Provided information =>
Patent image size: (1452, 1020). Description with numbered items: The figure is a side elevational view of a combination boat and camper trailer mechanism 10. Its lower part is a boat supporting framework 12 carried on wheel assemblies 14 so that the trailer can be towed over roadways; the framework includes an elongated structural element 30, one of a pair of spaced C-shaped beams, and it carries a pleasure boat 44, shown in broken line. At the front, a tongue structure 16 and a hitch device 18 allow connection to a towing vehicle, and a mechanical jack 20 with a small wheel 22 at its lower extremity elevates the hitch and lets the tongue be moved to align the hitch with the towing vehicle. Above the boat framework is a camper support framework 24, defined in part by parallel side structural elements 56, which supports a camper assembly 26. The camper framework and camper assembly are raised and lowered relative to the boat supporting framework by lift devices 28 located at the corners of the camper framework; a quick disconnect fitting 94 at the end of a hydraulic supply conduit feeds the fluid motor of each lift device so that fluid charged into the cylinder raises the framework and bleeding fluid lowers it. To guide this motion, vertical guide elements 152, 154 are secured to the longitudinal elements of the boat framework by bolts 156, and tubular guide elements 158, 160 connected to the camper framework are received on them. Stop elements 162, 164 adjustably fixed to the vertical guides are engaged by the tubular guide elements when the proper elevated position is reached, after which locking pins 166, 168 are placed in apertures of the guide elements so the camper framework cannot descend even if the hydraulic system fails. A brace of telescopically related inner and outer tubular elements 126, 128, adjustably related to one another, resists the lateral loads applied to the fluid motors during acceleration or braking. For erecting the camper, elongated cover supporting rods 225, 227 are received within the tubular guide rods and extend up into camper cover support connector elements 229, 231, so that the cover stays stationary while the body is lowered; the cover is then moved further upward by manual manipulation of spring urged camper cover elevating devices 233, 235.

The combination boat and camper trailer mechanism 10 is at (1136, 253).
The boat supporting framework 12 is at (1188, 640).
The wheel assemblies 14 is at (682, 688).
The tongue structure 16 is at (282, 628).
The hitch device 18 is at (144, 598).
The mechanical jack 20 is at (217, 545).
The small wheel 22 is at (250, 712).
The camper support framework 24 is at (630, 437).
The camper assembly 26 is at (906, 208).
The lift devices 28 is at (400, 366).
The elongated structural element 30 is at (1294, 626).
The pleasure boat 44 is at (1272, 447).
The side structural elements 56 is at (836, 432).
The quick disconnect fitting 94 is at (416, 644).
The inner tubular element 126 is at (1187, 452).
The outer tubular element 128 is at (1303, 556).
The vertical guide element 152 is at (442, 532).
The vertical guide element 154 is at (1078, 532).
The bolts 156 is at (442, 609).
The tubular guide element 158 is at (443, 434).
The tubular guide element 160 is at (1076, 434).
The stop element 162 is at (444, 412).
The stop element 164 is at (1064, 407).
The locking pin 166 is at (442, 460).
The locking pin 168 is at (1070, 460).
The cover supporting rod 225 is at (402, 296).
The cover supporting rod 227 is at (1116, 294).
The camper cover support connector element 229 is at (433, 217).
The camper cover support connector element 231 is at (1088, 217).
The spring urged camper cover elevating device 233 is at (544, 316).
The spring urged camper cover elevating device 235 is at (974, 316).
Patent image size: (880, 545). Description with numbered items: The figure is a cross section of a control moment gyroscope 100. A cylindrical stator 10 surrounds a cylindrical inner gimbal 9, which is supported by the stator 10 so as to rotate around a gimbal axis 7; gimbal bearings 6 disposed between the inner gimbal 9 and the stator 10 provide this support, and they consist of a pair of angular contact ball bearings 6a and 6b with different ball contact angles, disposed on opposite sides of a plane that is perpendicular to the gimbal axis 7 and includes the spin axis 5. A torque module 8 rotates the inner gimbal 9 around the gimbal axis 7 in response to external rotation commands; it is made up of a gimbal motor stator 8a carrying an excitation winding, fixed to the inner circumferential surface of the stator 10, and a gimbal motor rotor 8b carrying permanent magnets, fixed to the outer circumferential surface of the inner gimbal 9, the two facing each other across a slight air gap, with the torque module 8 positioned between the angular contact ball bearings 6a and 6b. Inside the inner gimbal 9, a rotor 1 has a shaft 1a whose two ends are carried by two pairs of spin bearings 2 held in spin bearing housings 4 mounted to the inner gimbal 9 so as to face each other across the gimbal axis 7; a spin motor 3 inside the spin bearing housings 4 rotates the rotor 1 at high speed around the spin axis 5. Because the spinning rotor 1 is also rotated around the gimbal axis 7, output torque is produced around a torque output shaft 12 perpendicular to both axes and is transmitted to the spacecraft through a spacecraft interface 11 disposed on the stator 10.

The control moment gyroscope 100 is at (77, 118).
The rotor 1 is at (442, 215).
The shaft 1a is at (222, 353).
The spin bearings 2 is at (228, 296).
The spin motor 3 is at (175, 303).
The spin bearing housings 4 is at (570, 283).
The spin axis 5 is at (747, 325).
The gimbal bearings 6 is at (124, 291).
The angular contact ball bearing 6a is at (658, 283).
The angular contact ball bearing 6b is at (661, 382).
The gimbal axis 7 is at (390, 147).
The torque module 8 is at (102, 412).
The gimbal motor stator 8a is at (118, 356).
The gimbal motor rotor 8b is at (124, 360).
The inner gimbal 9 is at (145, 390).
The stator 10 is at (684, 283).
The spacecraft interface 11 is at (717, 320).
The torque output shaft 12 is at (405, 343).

Task prompt =>
Rewrite the listing above in full, replacing each occurrence of "Description with numbered items" with "Numbered description" and leaving all other text unchanged.

Task solution =>
Patent image size: (1452, 1020). Numbered description: The figure is a side elevational view of a combination boat and camper trailer mechanism 10. Its lower part is a boat supporting framework 12 carried on wheel assemblies 14 so that the trailer can be towed over roadways; the framework includes an elongated structural element 30, one of a pair of spaced C-shaped beams, and it carries a pleasure boat 44, shown in broken line. At the front, a tongue structure 16 and a hitch device 18 allow connection to a towing vehicle, and a mechanical jack 20 with a small wheel 22 at its lower extremity elevates the hitch and lets the tongue be moved to align the hitch with the towing vehicle. Above the boat framework is a camper support framework 24, defined in part by parallel side structural elements 56, which supports a camper assembly 26. The camper framework and camper assembly are raised and lowered relative to the boat supporting framework by lift devices 28 located at the corners of the camper framework; a quick disconnect fitting 94 at the end of a hydraulic supply conduit feeds the fluid motor of each lift device so that fluid charged into the cylinder raises the framework and bleeding fluid lowers it. To guide this motion, vertical guide elements 152, 154 are secured to the longitudinal elements of the boat framework by bolts 156, and tubular guide elements 158, 160 connected to the camper framework are received on them. Stop elements 162, 164 adjustably fixed to the vertical guides are engaged by the tubular guide elements when the proper elevated position is reached, after which locking pins 166, 168 are placed in apertures of the guide elements so the camper framework cannot descend even if the hydraulic system fails. A brace of telescopically related inner and outer tubular elements 126, 128, adjustably related to one another, resists the lateral loads applied to the fluid motors during acceleration or braking. For erecting the camper, elongated cover supporting rods 225, 227 are received within the tubular guide rods and extend up into camper cover support connector elements 229, 231, so that the cover stays stationary while the body is lowered; the cover is then moved further upward by manual manipulation of spring urged camper cover elevating devices 233, 235.

The combination boat and camper trailer mechanism 10 is at (1136, 253).
The boat supporting framework 12 is at (1188, 640).
The wheel assemblies 14 is at (682, 688).
The tongue structure 16 is at (282, 628).
The hitch device 18 is at (144, 598).
The mechanical jack 20 is at (217, 545).
The small wheel 22 is at (250, 712).
The camper support framework 24 is at (630, 437).
The camper assembly 26 is at (906, 208).
The lift devices 28 is at (400, 366).
The elongated structural element 30 is at (1294, 626).
The pleasure boat 44 is at (1272, 447).
The side structural elements 56 is at (836, 432).
The quick disconnect fitting 94 is at (416, 644).
The inner tubular element 126 is at (1187, 452).
The outer tubular element 128 is at (1303, 556).
The vertical guide element 152 is at (442, 532).
The vertical guide element 154 is at (1078, 532).
The bolts 156 is at (442, 609).
The tubular guide element 158 is at (443, 434).
The tubular guide element 160 is at (1076, 434).
The stop element 162 is at (444, 412).
The stop element 164 is at (1064, 407).
The locking pin 166 is at (442, 460).
The locking pin 168 is at (1070, 460).
The cover supporting rod 225 is at (402, 296).
The cover supporting rod 227 is at (1116, 294).
The camper cover support connector element 229 is at (433, 217).
The camper cover support connector element 231 is at (1088, 217).
The spring urged camper cover elevating device 233 is at (544, 316).
The spring urged camper cover elevating device 235 is at (974, 316).
Patent image size: (880, 545). Numbered description: The figure is a cross section of a control moment gyroscope 100. A cylindrical stator 10 surrounds a cylindrical inner gimbal 9, which is supported by the stator 10 so as to rotate around a gimbal axis 7; gimbal bearings 6 disposed between the inner gimbal 9 and the stator 10 provide this support, and they consist of a pair of angular contact ball bearings 6a and 6b with different ball contact angles, disposed on opposite sides of a plane that is perpendicular to the gimbal axis 7 and includes the spin axis 5. A torque module 8 rotates the inner gimbal 9 around the gimbal axis 7 in response to external rotation commands; it is made up of a gimbal motor stator 8a carrying an excitation winding, fixed to the inner circumferential surface of the stator 10, and a gimbal motor rotor 8b carrying permanent magnets, fixed to the outer circumferential surface of the inner gimbal 9, the two facing each other across a slight air gap, with the torque module 8 positioned between the angular contact ball bearings 6a and 6b. Inside the inner gimbal 9, a rotor 1 has a shaft 1a whose two ends are carried by two pairs of spin bearings 2 held in spin bearing housings 4 mounted to the inner gimbal 9 so as to face each other across the gimbal axis 7; a spin motor 3 inside the spin bearing housings 4 rotates the rotor 1 at high speed around the spin axis 5. Because the spinning rotor 1 is also rotated around the gimbal axis 7, output torque is produced around a torque output shaft 12 perpendicular to both axes and is transmitted to the spacecraft through a spacecraft interface 11 disposed on the stator 10.

The control moment gyroscope 100 is at (77, 118).
The rotor 1 is at (442, 215).
The shaft 1a is at (222, 353).
The spin bearings 2 is at (228, 296).
The spin motor 3 is at (175, 303).
The spin bearing housings 4 is at (570, 283).
The spin axis 5 is at (747, 325).
The gimbal bearings 6 is at (124, 291).
The angular contact ball bearing 6a is at (658, 283).
The angular contact ball bearing 6b is at (661, 382).
The gimbal axis 7 is at (390, 147).
The torque module 8 is at (102, 412).
The gimbal motor stator 8a is at (118, 356).
The gimbal motor rotor 8b is at (124, 360).
The inner gimbal 9 is at (145, 390).
The stator 10 is at (684, 283).
The spacecraft interface 11 is at (717, 320).
The torque output shaft 12 is at (405, 343).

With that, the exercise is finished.